== Work to complete ==
1 > Transcribe the passage from the excerpt about Lisa's death, from "It is worth" to "sounding false alarms.".
2 > According to the excerpt about Lisa's death, on what date did Lisa die?
3 > List every person that the excerpt about Lisa's death refers to with the title "Ms."

+++ Document extract

Certainly, the modern view is that, as with airline pilots and other professionals for whom perfectly human mistakes may see horrendous results, the better course is to create an atmosphere where what Ms. McIntyre called "the blame and shame game" yields to an environment where all can admit their failures and then set about learning from them such that they won't happen again.
That atmosphere didn't exist on Oct. 22, 1998, when Lisa died, and it didn't exist at the coroner's inquest, where, by most accounts, the hospital was in a state of high denial and presented as hopelessly disorganized or deliberately obfuscating the nature of what had happened.
It is worth noting that despite the plethora of proceedings, the only group of people who have ever heard Ms. Doerksen and Ms. Soriano and all the others testify about the night Lisa died were the inquest jurors. They heard the little girl's mother, Sharon, who was in her daughter's room all that awful night, contradict what the two nurses said -- most critically about a monitor that could have saved Lisa's life.
Mrs. Shore said Lisa was never hooked up to this monitor, which issues loud alarms if either breathing or heart rates drop below a certain level. The nurses said Lisa was, but that Ms. Doerksen had turned off the respiratory warning because it was repeatedly sounding false alarms.

++++++
+++ Given information

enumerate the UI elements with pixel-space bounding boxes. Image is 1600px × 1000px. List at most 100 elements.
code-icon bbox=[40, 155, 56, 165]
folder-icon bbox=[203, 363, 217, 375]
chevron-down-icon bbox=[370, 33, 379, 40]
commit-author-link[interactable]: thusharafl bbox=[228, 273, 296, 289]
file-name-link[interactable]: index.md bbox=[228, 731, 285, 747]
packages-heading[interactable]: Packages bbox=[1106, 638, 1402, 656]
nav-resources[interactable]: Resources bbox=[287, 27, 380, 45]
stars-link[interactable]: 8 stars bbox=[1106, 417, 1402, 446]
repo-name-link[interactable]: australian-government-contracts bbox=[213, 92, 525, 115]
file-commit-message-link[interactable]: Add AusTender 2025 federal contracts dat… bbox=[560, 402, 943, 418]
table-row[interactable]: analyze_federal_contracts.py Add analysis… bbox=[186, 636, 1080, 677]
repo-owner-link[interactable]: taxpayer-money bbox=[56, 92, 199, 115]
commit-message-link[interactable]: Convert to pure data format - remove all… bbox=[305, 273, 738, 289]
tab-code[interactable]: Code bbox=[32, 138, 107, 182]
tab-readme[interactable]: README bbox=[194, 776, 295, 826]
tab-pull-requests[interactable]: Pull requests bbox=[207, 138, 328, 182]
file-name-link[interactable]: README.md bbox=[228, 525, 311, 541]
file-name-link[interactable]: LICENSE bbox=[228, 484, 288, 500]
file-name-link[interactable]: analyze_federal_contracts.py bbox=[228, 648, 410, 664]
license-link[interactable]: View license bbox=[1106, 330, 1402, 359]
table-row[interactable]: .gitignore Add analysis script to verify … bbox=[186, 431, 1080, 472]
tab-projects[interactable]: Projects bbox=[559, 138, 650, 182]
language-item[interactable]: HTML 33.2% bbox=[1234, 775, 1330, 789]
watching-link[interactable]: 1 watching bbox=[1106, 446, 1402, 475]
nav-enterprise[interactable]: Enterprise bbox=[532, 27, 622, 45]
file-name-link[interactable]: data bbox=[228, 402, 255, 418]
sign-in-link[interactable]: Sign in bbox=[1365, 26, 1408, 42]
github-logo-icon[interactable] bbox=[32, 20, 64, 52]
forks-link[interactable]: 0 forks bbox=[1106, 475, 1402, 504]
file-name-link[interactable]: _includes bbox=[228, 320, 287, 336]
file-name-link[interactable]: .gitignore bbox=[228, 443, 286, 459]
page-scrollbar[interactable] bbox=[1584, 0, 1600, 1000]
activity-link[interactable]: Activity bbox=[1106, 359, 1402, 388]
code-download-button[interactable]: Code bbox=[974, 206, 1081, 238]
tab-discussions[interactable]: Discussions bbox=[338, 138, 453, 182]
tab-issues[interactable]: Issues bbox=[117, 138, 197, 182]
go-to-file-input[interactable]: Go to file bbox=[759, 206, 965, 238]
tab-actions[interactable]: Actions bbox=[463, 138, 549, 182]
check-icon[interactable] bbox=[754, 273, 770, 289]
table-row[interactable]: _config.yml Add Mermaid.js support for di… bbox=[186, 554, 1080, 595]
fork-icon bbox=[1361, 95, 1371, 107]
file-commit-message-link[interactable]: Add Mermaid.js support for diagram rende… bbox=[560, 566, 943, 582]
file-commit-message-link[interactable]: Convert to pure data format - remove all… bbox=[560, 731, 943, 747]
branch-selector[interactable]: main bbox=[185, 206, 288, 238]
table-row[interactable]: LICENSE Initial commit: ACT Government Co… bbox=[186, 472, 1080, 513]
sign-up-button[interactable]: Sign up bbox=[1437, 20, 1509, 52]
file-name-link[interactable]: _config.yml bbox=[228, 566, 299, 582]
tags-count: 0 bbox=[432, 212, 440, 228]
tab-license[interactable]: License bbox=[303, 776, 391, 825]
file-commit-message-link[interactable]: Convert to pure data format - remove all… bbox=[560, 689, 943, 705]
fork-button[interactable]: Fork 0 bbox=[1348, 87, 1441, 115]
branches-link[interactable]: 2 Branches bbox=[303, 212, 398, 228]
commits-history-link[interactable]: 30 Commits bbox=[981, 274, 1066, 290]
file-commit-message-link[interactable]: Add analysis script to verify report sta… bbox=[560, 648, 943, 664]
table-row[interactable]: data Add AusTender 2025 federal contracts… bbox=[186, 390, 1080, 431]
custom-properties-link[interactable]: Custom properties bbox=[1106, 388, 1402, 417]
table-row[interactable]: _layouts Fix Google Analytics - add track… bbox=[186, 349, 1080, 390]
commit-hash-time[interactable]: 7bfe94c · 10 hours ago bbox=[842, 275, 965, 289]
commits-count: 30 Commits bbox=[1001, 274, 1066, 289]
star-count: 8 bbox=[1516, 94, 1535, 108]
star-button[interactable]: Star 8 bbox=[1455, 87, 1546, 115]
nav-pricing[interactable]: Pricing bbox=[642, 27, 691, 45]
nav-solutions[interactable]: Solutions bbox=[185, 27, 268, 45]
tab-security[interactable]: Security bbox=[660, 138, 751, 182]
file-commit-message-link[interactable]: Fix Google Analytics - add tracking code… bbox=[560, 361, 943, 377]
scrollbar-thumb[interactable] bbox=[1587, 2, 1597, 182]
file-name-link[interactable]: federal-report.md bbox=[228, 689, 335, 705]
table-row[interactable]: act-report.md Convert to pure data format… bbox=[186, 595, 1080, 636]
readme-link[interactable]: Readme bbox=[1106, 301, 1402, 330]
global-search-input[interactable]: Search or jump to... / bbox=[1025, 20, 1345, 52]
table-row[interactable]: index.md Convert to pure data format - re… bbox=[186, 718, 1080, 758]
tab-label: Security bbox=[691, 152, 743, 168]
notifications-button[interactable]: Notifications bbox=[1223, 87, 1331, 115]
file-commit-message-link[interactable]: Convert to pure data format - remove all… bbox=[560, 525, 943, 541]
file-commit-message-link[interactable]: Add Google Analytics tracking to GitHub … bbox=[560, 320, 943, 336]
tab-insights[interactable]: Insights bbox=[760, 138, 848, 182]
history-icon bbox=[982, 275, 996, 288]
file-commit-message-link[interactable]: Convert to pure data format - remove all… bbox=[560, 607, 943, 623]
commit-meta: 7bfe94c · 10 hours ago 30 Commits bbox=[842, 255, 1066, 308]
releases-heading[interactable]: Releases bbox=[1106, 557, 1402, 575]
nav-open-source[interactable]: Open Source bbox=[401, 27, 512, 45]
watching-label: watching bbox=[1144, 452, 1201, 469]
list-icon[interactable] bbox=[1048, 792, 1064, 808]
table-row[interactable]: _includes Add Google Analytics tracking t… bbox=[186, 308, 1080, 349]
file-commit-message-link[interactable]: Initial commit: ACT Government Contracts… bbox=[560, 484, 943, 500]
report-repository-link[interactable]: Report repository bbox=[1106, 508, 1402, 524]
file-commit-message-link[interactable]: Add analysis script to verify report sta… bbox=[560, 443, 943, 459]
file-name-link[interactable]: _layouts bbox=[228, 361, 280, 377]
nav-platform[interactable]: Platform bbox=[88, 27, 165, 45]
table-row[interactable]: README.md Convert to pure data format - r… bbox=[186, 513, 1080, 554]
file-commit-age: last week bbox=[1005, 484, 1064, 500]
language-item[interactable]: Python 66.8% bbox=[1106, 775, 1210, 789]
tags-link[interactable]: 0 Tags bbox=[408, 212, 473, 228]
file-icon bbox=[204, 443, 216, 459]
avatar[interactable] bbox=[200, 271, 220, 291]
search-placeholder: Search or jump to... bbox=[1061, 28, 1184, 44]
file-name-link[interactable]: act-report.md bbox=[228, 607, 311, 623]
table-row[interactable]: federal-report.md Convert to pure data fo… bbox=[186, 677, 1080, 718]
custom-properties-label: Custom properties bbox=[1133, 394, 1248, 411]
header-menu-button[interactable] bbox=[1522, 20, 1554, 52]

++++++

== Per-task answers ==
1 >
It is worth noting that despite the plethora of proceedings, the only group of people who have ever heard Ms. Doerksen and Ms. Soriano and all the others testify about the night Lisa died were the inquest jurors. They heard the little girl's mother, Sharon, who was in her daughter's room all that awful night, contradict what the two nurses said -- most critically about a monitor that could have saved Lisa's life.
Mrs. Shore said Lisa was never hooked up to this monitor, which issues loud alarms if either breathing or heart rates drop below a certain level. The nurses said Lisa was, but that Ms. Doerksen had turned off the respiratory warning because it was repeatedly sounding false alarms.

2 > Oct. 22, 1998

3 > Ms. McIntyre, Ms. Doerksen, Ms. Soriano